DESCRIPTION OF THE TASK:
Return, from the lines below, each one that includes the word "genetic".

EXERCISE DATA:
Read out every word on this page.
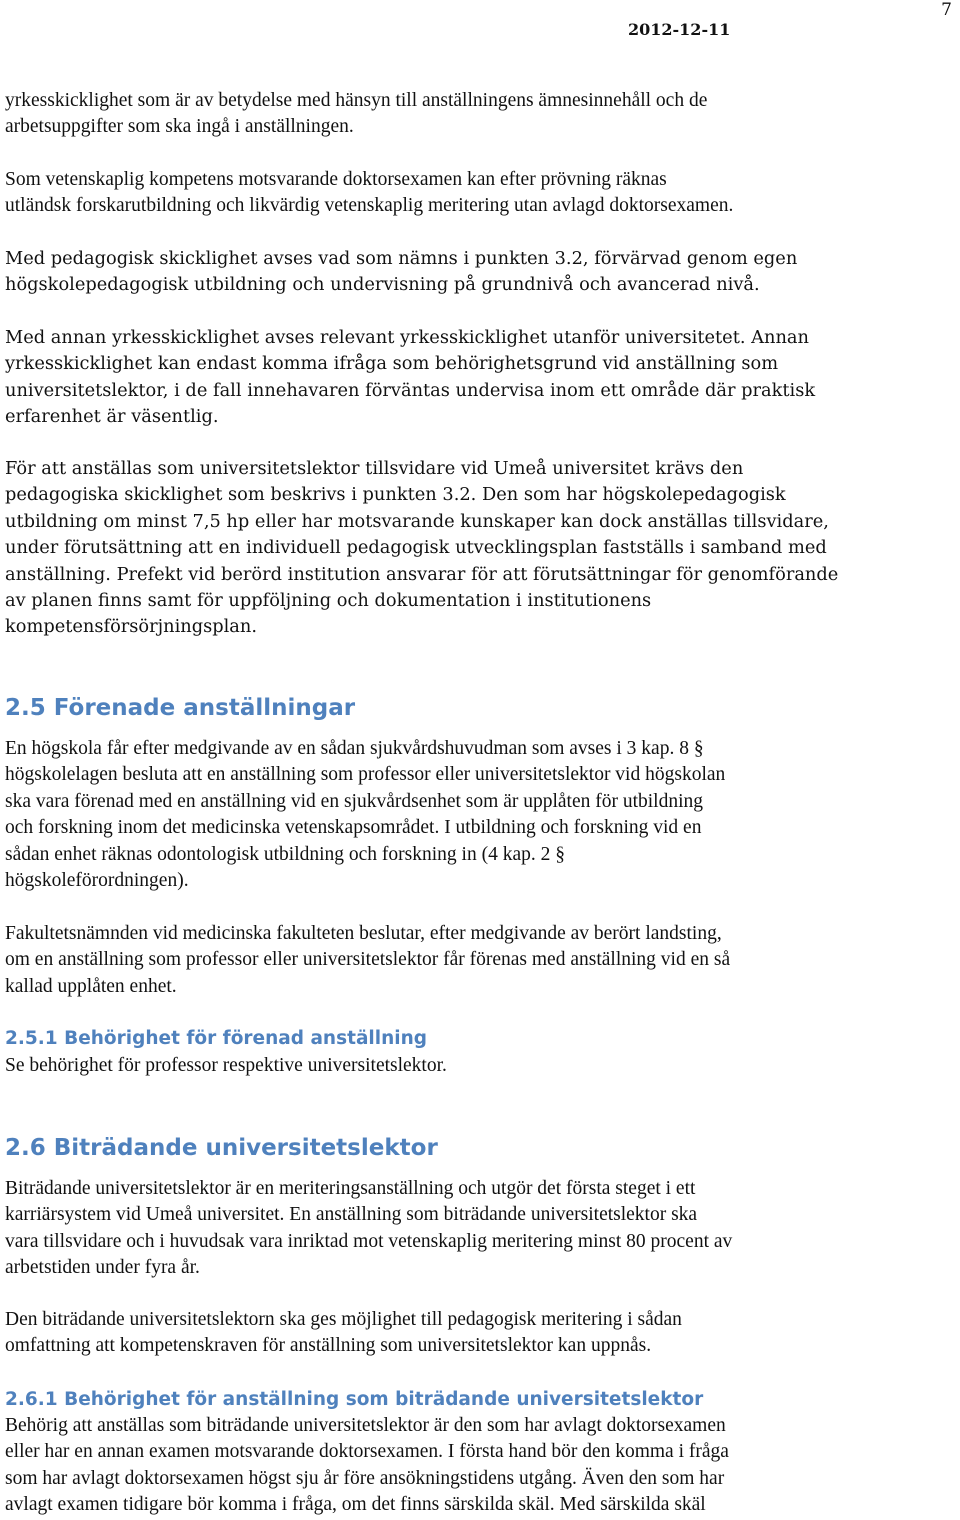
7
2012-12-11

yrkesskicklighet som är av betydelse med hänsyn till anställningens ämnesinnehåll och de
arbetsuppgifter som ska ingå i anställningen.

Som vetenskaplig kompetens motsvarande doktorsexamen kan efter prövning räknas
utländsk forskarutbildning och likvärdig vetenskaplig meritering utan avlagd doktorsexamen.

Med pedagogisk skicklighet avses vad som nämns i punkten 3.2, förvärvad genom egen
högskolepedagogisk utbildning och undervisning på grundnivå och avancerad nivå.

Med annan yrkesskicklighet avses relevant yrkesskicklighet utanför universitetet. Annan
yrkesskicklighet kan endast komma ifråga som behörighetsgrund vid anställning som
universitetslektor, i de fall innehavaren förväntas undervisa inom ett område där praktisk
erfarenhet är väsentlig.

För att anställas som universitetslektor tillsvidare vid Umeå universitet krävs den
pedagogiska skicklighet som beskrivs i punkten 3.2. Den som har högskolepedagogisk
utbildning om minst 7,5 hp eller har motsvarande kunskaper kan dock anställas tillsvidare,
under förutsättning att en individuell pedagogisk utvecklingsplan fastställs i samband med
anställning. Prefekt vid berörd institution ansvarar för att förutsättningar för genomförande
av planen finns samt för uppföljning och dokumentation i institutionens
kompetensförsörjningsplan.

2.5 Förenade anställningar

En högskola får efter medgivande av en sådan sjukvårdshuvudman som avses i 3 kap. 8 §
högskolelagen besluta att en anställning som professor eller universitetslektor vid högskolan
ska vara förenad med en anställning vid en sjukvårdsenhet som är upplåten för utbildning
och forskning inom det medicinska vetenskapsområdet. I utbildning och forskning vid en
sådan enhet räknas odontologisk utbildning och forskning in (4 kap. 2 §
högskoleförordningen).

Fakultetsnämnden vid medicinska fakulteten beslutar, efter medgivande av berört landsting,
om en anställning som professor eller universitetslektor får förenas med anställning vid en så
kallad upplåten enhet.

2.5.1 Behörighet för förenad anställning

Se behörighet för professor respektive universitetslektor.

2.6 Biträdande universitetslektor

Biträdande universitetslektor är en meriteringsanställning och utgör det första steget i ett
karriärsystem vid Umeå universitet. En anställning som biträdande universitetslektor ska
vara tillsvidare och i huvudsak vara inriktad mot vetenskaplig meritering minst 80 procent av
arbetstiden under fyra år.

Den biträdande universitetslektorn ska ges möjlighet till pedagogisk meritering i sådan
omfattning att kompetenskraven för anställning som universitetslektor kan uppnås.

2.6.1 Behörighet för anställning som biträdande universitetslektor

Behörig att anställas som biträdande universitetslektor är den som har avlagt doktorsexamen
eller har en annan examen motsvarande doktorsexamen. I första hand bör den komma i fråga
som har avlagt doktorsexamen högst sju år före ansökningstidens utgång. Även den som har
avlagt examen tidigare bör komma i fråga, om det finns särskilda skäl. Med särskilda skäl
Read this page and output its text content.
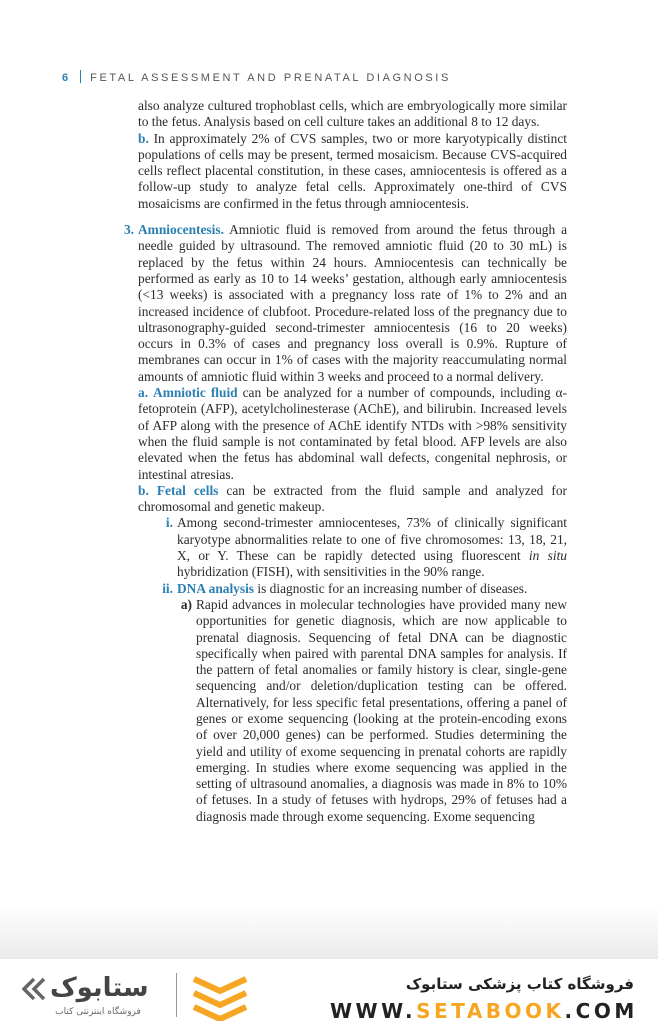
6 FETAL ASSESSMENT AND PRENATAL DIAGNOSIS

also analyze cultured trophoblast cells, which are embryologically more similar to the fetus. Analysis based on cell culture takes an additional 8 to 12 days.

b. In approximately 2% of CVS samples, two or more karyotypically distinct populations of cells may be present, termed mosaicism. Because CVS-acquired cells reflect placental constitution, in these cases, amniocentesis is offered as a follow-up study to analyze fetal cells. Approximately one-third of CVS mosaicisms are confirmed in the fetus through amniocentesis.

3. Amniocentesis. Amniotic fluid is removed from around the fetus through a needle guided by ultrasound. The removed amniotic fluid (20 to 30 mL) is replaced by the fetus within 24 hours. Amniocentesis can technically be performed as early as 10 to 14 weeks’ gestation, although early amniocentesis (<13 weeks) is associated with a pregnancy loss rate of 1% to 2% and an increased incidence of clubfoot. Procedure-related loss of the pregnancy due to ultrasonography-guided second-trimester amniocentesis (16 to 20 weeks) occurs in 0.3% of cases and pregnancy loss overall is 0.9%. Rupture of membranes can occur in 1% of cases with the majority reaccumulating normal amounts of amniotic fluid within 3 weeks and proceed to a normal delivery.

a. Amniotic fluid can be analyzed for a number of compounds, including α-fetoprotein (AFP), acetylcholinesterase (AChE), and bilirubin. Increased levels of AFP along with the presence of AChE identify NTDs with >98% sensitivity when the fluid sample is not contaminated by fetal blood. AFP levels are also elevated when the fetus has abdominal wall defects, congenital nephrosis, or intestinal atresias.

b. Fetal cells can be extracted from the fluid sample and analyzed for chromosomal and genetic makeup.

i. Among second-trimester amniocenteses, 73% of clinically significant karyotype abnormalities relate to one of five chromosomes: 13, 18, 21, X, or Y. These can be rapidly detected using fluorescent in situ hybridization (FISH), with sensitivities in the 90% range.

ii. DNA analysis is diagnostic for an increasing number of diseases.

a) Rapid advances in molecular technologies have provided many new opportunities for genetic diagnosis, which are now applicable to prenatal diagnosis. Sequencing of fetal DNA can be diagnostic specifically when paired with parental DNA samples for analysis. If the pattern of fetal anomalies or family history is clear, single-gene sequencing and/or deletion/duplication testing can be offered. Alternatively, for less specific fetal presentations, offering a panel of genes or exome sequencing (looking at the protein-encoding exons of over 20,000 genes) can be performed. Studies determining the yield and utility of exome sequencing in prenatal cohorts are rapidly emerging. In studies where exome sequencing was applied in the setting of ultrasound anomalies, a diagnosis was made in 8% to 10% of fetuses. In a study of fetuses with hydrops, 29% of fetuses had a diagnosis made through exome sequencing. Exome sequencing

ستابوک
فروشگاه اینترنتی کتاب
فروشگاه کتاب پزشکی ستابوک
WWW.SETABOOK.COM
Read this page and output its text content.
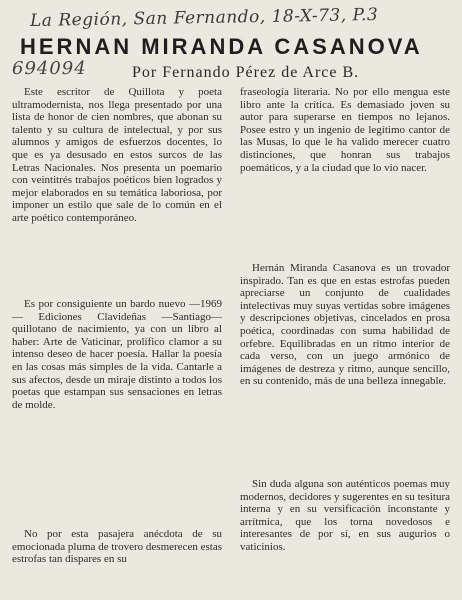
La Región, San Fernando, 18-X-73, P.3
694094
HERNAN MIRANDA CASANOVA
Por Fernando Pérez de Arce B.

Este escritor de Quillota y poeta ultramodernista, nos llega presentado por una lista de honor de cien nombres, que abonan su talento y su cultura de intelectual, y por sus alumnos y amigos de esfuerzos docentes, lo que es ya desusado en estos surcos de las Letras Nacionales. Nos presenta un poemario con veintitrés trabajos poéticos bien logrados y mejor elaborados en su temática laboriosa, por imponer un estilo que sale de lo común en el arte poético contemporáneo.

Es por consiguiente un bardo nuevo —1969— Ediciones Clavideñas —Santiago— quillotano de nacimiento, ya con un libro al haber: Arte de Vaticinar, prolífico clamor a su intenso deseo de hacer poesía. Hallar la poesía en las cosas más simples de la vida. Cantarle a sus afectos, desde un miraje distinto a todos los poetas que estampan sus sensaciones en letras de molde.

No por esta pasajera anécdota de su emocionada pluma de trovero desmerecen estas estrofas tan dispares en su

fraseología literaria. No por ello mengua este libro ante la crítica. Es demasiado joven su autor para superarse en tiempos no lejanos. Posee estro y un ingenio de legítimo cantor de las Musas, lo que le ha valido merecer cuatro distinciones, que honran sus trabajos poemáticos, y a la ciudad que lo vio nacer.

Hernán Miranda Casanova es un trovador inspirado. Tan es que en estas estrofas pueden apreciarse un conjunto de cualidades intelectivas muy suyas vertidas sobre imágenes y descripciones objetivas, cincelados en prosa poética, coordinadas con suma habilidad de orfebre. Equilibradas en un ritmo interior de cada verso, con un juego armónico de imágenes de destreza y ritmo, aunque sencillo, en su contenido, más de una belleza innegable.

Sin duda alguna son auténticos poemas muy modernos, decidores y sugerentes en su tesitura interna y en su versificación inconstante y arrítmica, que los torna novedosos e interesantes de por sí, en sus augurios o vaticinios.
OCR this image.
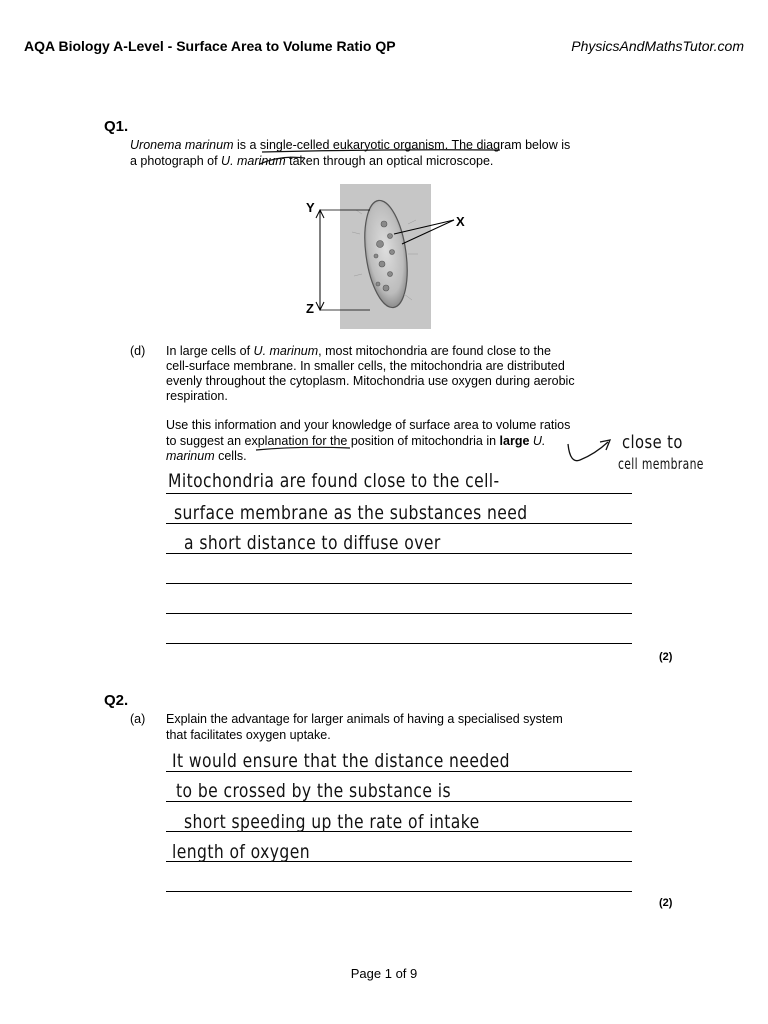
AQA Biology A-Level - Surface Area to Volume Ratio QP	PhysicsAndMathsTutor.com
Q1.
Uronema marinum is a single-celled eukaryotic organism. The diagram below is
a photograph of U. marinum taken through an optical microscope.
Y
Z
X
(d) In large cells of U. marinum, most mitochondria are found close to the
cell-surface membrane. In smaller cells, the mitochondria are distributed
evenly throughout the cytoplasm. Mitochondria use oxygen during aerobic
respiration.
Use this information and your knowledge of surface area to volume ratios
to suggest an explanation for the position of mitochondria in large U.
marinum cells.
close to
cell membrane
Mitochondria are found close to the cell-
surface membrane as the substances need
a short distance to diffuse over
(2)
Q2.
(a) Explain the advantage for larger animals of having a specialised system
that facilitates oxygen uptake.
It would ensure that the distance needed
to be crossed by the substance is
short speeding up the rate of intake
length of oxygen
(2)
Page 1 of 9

WRITTEN SOLUTION:
b. Fetal cells can be extracted from the fluid sample and analyzed for chromosomal and genetic makeup.
a) Rapid advances in molecular technologies have provided many new opportunities for genetic diagnosis, which are now applicable to prenatal diagnosis. Sequencing of fetal DNA can be diagnostic specifically when paired with parental DNA samples for analysis. If the pattern of fetal anomalies or family history is clear, single-gene sequencing and/or deletion/duplication testing can be offered. Alternatively, for less specific fetal presentations, offering a panel of genes or exome sequencing (looking at the protein-encoding exons of over 20,000 genes) can be performed. Studies determining the yield and utility of exome sequencing in prenatal cohorts are rapidly emerging. In studies where exome sequencing was applied in the setting of ultrasound anomalies, a diagnosis was made in 8% to 10% of fetuses. In a study of fetuses with hydrops, 29% of fetuses had a diagnosis made through exome sequencing. Exome sequencing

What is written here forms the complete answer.